*Passage to read:*
>>

Jenssen Lee
Software Engineering
You're not the sole reason for disinterest, storytelling and personalities are

When I told my longtime friends about the case at Sushiro, their response was not what I expected. They didn’t ask questions or showed amazement. I feel like rather than disinterest, my storytelling and their personalities were the key determining factors. One of them was phlegmatic, the other was slow on the uptake and another heard the story already. To be fair, I was in a rush to get the story out as soon as possible like I just witnessed a murder. Instead of tailoring my story to their personalities, I treated it like a word vomit; I wasn’t sensitive to their pauses, microexpressions and didn’t fine-tune my responses accordingly.

The same happened when I was explaining it to Chat Lounge peps. I wanted to wait till I was done filling myself with food before talking about it. When I did, I was rushing through it without pausing at the appropriate places. Once again this ties back to telling people how to meet me. This is like how S keeps talking and the rest of us take the cue to not interrupt him. Likewise if I kept on talking, they wouldn’t know when to chime in. I suppose with more experience this will be less of an issue.

<<

*To do:*
a - According to the storytelling post, how did the writer describe the three longtime friends who heard the story?
b - Pick up the storytelling post after its last sentence and carry it on in the same voice.

*Supplied material:*
>>

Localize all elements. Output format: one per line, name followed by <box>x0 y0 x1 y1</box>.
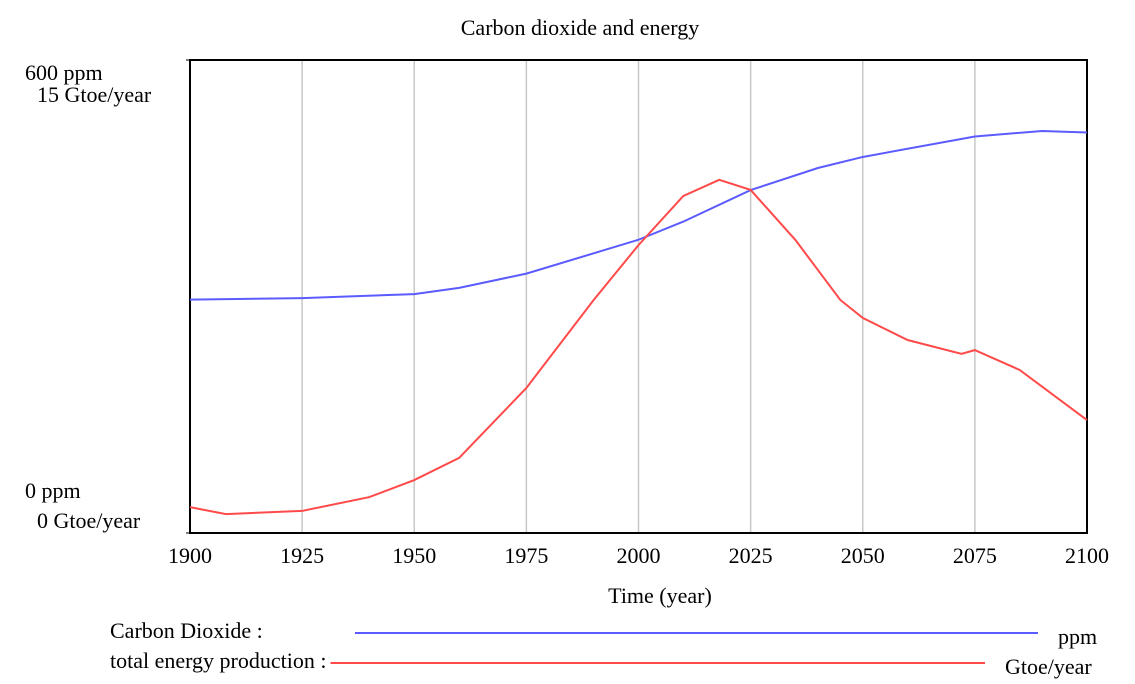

<<

*Results of the exercise:*
a - One was phlegmatic, another was slow on the uptake, and another had already heard the story.

b -
In yesterday’s cell group, I was describing my triumphant experience to the group; I was directing it to HM, she’s so happy for me and I could feel her enthusiasm! This got me thinking that maybe in a group conversation you should direct it to someone. The underlying fundamentals are the same as a one-to-one conversation except it should be made more generic for other people to participate. You should try to make it fun for everyone instead of getting bogged down by details. Of course, it’ll be different with a group of friends who already know each other for a long time. They’d have inside jokes etc.

Growing up I had to look at how Other People behave to learn what’s the “right” behaviour in a given situation. Even now sometimes I’m still not confident in my tactics - the timing of when to chime in, the art of initiating, planning where to go and what to do etc. I had a natural feel for it when I was playing Among Us with my colleagues.

I shouldn’t mistake their lack of asking questions as not listening or boredom. Many years ago, I remembered talking about how my mum’s shallow and often off a tangent reply bothered me with ZS. That made me feel insecure because my words seemed to carry no weight. I couldn’t feel genuine interest from her. However, I learnt that her disembodiment was a result of living in an environment where her feelings will never be reciprocated, where there wasn’t anyone to hold space for her. She’s the strongest person I know who is as resilient if not more than any man.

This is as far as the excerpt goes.